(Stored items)
============================================================

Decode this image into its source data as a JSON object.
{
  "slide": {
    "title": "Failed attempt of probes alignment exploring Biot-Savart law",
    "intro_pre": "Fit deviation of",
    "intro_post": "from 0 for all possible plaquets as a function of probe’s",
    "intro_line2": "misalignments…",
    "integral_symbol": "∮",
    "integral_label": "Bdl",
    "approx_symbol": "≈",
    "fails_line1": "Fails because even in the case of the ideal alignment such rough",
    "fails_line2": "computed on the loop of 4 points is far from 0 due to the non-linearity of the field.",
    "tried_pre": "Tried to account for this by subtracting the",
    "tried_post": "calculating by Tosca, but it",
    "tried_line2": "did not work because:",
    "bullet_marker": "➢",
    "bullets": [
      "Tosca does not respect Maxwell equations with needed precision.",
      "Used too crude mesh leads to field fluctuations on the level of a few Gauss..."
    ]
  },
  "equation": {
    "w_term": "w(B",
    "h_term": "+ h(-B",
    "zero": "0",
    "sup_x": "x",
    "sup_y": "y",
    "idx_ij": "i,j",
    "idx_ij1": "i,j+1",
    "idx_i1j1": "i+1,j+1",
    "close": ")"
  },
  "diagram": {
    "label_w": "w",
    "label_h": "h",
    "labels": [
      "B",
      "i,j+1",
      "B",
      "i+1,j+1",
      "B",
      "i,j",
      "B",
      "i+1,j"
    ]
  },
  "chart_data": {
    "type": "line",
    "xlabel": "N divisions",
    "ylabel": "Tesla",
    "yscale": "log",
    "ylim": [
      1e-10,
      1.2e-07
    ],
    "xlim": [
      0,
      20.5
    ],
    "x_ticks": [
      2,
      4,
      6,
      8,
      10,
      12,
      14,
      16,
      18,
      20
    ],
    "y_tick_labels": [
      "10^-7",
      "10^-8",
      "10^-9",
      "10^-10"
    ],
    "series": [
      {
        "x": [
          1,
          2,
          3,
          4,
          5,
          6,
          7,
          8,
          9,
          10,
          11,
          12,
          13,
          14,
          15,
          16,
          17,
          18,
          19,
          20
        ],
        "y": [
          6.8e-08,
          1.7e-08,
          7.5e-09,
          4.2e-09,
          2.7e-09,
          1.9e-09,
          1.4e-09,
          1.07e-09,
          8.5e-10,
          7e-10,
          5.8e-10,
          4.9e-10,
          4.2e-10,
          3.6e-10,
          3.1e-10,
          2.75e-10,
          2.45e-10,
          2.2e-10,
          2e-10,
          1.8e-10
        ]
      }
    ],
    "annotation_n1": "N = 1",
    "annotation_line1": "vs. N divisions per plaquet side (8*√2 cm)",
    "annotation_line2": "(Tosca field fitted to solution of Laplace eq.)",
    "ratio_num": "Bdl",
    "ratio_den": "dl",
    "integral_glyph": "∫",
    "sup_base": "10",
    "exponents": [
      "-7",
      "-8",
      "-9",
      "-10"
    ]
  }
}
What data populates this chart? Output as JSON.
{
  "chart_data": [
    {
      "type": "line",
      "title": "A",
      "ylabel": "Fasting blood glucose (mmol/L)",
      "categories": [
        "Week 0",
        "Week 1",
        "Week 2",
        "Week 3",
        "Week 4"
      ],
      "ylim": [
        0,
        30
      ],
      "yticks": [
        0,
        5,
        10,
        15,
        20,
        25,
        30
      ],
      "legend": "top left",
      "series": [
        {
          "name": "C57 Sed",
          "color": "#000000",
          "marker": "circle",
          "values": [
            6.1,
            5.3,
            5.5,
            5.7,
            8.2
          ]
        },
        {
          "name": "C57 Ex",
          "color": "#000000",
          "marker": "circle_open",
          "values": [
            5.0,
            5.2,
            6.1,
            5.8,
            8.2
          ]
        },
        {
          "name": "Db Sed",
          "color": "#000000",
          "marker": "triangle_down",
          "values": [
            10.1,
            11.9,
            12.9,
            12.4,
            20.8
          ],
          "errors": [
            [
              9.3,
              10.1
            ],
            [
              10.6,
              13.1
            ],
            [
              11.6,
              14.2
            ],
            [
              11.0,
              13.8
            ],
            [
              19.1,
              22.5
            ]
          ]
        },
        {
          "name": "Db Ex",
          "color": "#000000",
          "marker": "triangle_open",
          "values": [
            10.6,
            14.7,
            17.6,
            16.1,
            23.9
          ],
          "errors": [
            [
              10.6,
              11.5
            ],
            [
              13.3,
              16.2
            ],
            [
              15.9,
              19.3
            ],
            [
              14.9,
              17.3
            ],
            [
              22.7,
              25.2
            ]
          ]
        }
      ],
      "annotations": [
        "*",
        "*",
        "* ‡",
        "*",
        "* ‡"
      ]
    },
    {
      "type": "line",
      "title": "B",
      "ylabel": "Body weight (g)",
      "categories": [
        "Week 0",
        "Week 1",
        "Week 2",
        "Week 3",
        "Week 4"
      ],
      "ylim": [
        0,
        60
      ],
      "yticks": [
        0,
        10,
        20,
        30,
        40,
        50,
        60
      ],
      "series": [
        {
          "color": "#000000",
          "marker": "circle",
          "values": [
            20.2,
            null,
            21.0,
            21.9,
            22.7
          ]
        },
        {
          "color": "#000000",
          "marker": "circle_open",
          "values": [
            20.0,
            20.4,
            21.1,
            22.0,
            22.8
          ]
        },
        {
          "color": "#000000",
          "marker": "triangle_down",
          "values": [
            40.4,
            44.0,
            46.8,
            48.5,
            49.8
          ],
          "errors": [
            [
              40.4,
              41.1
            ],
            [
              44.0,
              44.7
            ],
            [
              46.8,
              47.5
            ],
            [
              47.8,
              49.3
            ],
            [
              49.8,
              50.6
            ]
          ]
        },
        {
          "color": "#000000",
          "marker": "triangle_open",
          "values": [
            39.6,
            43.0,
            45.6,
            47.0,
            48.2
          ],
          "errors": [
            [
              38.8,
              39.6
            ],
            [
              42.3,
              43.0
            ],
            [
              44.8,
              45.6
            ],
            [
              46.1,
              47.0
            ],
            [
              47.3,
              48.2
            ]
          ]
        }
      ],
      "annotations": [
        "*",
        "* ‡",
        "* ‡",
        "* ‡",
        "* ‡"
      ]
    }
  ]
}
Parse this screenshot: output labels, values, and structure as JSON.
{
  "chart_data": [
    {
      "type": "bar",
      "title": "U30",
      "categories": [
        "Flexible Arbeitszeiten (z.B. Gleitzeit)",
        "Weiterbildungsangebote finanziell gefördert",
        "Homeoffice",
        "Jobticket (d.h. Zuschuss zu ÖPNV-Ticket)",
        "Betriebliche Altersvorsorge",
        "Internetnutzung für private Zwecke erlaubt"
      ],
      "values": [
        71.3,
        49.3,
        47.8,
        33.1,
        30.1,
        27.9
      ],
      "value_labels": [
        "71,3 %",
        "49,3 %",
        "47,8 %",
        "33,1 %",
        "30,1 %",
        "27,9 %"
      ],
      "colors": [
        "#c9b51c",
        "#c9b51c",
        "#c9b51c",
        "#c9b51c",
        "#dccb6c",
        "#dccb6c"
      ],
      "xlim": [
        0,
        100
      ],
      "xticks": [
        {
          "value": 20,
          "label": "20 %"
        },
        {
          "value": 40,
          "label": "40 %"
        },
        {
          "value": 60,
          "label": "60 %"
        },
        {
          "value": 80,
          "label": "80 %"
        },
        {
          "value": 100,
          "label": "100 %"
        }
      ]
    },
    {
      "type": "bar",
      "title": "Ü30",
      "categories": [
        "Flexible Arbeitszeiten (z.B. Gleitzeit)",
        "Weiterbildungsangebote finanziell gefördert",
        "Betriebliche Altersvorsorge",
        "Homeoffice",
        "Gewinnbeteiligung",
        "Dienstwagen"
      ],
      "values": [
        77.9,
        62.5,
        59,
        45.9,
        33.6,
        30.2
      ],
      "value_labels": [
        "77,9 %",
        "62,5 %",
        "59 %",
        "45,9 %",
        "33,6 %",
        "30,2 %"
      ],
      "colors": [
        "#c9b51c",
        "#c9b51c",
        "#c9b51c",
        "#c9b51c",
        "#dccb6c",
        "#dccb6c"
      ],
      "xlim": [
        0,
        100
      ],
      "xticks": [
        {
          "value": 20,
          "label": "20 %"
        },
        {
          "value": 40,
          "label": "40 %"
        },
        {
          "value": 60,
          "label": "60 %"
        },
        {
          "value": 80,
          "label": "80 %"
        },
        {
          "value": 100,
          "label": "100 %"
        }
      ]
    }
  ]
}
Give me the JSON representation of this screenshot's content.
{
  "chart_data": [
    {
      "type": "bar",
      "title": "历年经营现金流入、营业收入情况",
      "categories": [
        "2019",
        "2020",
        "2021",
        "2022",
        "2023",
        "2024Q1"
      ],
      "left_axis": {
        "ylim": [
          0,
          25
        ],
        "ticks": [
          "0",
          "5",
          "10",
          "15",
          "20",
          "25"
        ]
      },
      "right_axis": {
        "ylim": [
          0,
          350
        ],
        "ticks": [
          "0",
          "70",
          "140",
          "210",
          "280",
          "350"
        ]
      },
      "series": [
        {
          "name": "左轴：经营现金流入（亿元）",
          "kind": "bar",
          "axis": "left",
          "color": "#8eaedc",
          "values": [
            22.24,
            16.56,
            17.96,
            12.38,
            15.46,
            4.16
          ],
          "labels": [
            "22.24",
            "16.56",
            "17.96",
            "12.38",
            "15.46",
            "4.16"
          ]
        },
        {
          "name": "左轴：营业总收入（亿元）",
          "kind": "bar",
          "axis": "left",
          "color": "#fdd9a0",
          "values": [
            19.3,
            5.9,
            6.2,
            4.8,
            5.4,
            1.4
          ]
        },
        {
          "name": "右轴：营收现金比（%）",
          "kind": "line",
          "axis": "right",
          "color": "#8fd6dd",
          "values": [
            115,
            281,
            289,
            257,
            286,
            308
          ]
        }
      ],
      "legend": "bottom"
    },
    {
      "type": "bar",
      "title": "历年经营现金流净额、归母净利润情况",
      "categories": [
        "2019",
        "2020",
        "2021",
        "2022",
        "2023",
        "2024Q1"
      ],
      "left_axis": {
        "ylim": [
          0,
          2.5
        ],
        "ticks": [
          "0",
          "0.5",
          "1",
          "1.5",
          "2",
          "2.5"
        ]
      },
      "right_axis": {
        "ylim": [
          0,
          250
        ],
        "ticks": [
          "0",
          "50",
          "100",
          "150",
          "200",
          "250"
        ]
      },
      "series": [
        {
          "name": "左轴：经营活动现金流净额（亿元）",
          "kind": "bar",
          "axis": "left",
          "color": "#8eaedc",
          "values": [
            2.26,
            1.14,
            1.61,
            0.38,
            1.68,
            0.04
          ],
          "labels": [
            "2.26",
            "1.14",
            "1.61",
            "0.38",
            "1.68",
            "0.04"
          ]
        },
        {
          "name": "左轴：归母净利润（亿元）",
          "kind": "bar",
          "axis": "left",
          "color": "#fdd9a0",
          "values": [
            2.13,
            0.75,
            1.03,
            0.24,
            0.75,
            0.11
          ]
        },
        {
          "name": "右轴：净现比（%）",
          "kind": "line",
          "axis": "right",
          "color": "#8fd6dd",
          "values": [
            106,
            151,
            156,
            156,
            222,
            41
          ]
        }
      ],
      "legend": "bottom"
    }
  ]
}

============================================================

What you should do → Your answer should be only a number: how many lines of the data above contain the string "from"?

Task answer → 2